**Raw records**
++++++++

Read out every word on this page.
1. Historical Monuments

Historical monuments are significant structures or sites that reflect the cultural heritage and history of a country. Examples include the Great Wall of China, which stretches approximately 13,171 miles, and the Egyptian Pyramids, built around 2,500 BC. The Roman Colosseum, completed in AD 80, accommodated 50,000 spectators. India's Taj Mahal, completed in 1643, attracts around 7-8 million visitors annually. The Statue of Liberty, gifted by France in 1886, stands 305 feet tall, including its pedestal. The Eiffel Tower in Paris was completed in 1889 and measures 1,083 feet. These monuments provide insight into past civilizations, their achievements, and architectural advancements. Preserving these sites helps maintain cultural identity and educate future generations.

++++++++

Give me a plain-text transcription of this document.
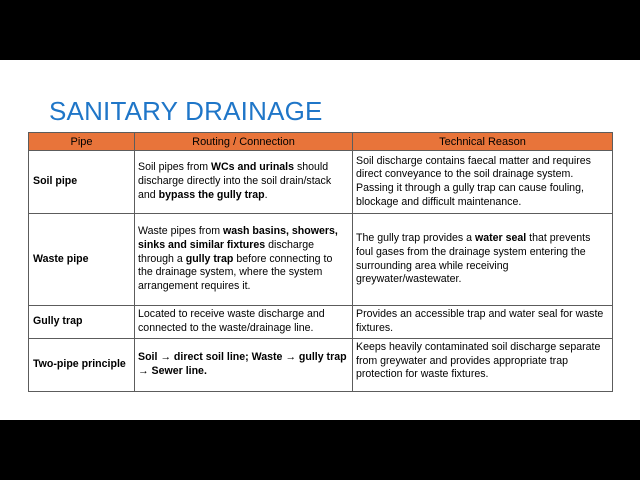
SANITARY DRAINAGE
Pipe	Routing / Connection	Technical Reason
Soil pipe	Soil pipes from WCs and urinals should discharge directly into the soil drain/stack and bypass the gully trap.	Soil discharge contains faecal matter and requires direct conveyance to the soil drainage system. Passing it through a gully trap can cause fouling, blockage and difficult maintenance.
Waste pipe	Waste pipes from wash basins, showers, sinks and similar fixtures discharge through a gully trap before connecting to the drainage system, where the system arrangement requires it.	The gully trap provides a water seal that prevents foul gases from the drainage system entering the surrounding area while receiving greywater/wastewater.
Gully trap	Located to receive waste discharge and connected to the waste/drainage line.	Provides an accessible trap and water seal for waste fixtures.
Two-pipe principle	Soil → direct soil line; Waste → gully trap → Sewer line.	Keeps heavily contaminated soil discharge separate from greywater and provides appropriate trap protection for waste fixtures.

++++++++

**Set task**
Copy every line of the listing that includes the string "requires".

**Answer to the exercise**
Soil pipe	Soil pipes from WCs and urinals should discharge directly into the soil drain/stack and bypass the gully trap.	Soil discharge contains faecal matter and requires direct conveyance to the soil drainage system. Passing it through a gully trap can cause fouling, blockage and difficult maintenance.
Waste pipe	Waste pipes from wash basins, showers, sinks and similar fixtures discharge through a gully trap before connecting to the drainage system, where the system arrangement requires it.	The gully trap provides a water seal that prevents foul gases from the drainage system entering the surrounding area while receiving greywater/wastewater.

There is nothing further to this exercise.